**WRITTEN PROBLEM**
Identify the lines that contain the word "自古逢秋悲寂寥", then copy them.

---- EXERCISE MATERIALS

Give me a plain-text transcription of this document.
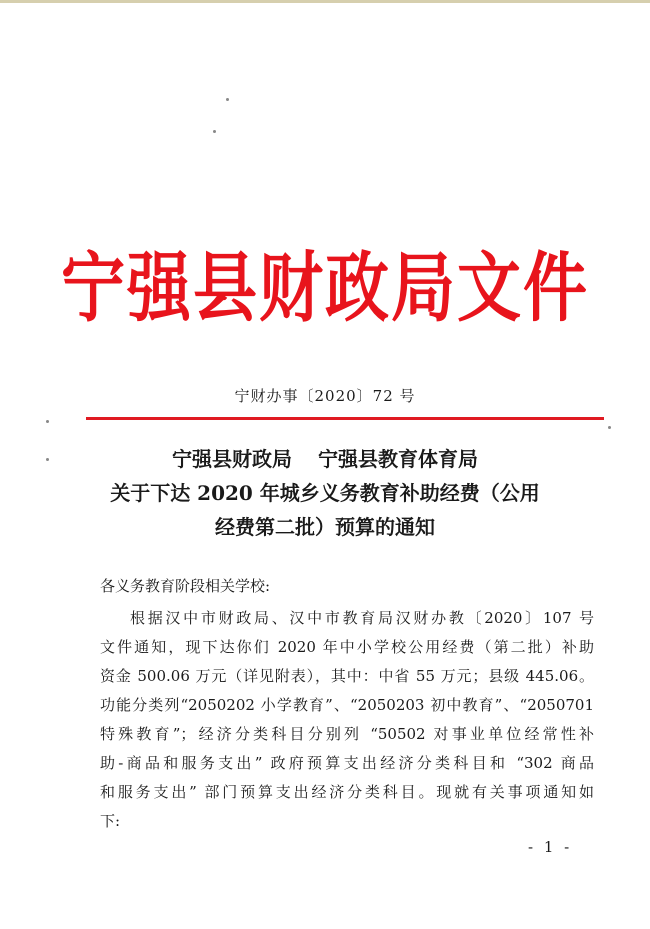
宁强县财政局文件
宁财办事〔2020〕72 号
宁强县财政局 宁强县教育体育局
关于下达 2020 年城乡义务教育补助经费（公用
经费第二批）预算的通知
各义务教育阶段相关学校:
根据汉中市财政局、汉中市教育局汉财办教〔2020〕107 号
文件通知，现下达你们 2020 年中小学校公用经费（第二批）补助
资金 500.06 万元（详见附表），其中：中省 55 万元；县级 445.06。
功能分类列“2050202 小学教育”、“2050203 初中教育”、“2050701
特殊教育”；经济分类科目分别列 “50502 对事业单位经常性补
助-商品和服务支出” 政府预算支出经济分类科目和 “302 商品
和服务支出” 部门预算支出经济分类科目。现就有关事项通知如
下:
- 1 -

--------
---- EXERCISE MATERIALS

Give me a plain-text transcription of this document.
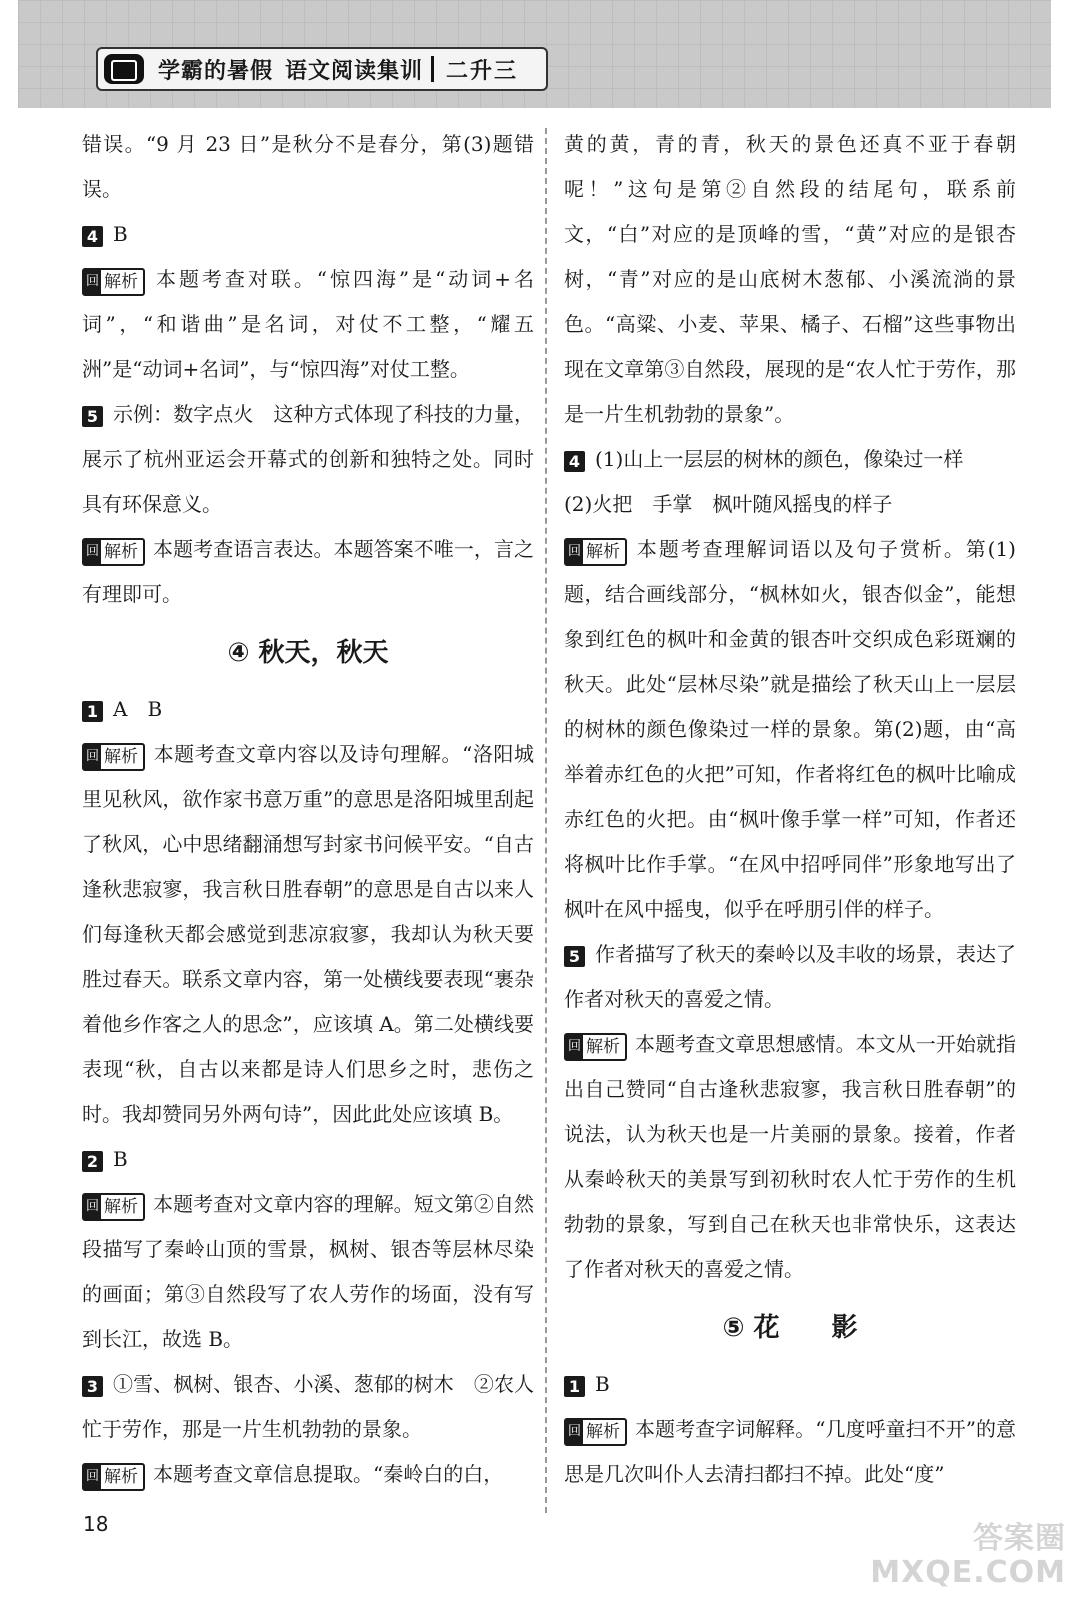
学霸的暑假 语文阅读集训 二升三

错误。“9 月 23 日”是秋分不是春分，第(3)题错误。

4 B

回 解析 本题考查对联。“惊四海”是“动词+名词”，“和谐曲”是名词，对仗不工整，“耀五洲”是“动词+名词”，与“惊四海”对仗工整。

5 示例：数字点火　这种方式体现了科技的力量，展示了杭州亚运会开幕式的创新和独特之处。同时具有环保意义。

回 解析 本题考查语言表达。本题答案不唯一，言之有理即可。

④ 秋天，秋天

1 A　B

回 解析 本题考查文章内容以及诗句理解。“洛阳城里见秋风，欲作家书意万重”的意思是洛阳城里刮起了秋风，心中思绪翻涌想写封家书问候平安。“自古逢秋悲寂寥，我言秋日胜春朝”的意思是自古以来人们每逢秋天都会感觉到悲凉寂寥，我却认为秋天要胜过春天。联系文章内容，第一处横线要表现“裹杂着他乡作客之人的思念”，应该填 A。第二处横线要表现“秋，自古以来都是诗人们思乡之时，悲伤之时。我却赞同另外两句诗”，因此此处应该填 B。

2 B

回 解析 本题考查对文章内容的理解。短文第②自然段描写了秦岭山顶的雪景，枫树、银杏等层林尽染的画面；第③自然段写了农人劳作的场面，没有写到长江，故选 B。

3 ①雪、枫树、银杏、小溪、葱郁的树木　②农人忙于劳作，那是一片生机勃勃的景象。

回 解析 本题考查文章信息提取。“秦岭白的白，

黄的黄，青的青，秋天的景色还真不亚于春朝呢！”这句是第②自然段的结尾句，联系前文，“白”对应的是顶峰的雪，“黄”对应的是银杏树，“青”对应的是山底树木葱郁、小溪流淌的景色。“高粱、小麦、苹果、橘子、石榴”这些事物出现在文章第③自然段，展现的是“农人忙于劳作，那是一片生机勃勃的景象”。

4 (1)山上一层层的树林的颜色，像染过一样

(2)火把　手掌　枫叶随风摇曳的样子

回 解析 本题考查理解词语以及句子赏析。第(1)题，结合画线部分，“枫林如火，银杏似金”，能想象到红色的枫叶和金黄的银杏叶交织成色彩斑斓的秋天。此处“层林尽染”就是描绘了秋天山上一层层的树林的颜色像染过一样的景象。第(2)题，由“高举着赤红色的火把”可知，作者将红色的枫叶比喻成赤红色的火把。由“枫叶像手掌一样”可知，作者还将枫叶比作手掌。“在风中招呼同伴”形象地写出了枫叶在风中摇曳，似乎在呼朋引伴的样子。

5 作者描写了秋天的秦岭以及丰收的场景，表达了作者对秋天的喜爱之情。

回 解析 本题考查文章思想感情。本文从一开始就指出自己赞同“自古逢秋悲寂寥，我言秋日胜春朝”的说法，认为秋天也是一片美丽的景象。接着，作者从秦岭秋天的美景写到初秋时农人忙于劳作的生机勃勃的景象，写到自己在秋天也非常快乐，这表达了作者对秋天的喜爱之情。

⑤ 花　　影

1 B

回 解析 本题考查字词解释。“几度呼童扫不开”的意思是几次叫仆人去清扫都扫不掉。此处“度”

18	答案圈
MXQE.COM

--------
---- EXERCISE MATERIALS

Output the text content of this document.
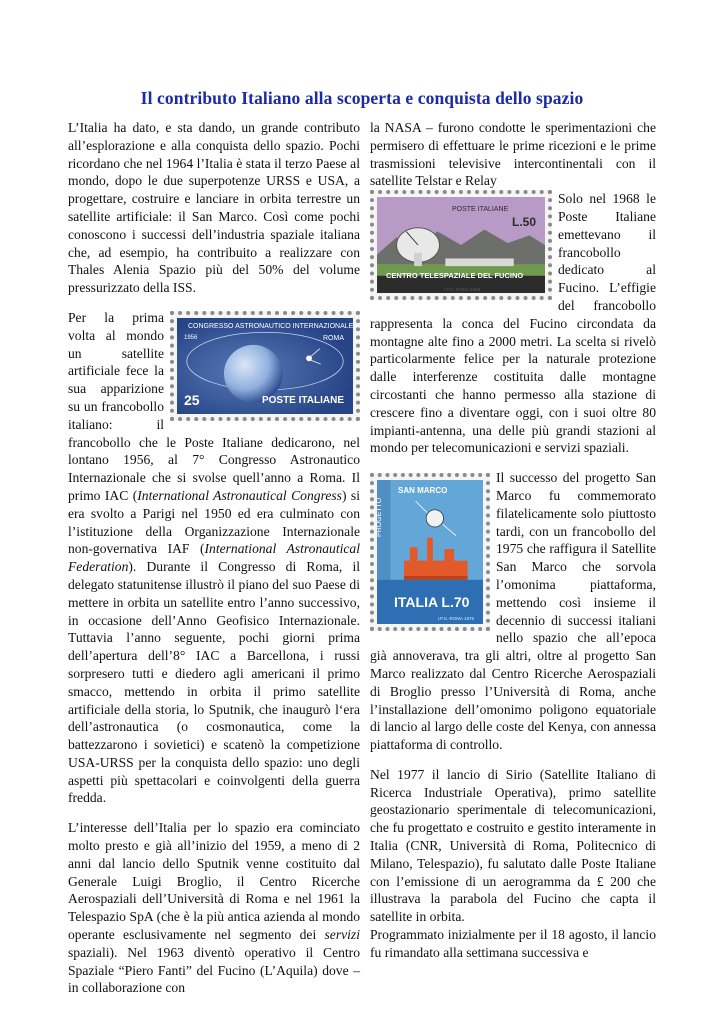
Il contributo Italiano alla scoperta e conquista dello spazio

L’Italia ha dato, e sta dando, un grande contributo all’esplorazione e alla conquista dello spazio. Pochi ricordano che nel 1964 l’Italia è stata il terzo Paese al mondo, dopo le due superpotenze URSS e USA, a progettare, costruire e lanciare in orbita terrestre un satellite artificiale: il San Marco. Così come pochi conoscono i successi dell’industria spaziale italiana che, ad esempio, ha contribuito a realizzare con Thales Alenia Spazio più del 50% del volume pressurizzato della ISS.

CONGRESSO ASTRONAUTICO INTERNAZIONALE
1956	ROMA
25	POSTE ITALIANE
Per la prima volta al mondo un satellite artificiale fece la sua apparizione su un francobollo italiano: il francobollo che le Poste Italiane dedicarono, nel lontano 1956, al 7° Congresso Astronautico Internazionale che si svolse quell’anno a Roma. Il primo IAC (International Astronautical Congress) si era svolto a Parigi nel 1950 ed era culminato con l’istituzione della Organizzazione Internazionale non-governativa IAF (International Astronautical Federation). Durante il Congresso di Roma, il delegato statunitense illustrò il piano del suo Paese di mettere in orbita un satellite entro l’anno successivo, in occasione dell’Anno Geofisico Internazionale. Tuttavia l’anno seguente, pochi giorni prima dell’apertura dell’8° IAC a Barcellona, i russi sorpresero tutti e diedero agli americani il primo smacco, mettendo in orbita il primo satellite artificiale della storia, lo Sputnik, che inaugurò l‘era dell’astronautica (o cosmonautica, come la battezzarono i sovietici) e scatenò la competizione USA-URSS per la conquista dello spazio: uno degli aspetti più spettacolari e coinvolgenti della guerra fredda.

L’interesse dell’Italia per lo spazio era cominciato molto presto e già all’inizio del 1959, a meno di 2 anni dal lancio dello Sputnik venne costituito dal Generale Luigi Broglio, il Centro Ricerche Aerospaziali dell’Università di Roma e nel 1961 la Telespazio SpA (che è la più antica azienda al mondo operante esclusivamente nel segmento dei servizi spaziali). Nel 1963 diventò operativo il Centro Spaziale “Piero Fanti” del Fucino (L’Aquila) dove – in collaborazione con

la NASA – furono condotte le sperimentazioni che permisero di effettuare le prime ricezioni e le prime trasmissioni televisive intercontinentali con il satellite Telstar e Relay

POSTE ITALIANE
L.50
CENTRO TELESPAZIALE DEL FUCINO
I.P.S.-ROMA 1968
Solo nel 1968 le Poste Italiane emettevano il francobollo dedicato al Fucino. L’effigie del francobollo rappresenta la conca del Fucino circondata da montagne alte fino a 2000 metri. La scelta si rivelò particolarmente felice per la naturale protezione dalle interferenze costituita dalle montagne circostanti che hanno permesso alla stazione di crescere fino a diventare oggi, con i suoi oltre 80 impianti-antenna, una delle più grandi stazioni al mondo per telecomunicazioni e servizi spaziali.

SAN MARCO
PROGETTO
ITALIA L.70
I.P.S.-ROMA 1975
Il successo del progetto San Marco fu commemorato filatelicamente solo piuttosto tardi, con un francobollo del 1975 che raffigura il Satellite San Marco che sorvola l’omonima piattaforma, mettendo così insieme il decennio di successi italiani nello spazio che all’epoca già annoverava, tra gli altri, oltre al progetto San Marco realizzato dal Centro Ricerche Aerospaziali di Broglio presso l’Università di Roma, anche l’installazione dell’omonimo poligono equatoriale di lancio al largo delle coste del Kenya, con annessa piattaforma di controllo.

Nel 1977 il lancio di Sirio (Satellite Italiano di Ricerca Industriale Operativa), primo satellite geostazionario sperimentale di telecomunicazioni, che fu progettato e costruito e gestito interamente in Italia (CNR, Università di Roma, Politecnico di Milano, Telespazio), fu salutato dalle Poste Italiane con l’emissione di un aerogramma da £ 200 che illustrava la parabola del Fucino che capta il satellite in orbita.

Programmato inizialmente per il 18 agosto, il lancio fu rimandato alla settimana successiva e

--------

**SOLUTION FOR THIS PROBLEM**
回 解析 本题考查文章内容以及诗句理解。“洛阳城里见秋风，欲作家书意万重”的意思是洛阳城里刮起了秋风，心中思绪翻涌想写封家书问候平安。“自古逢秋悲寂寥，我言秋日胜春朝”的意思是自古以来人们每逢秋天都会感觉到悲凉寂寥，我却认为秋天要胜过春天。联系文章内容，第一处横线要表现“裹杂着他乡作客之人的思念”，应该填 A。第二处横线要表现“秋，自古以来都是诗人们思乡之时，悲伤之时。我却赞同另外两句诗”，因此此处应该填 B。
回 解析 本题考查文章思想感情。本文从一开始就指出自己赞同“自古逢秋悲寂寥，我言秋日胜春朝”的说法，认为秋天也是一片美丽的景象。接着，作者从秦岭秋天的美景写到初秋时农人忙于劳作的生机勃勃的景象，写到自己在秋天也非常快乐，这表达了作者对秋天的喜爱之情。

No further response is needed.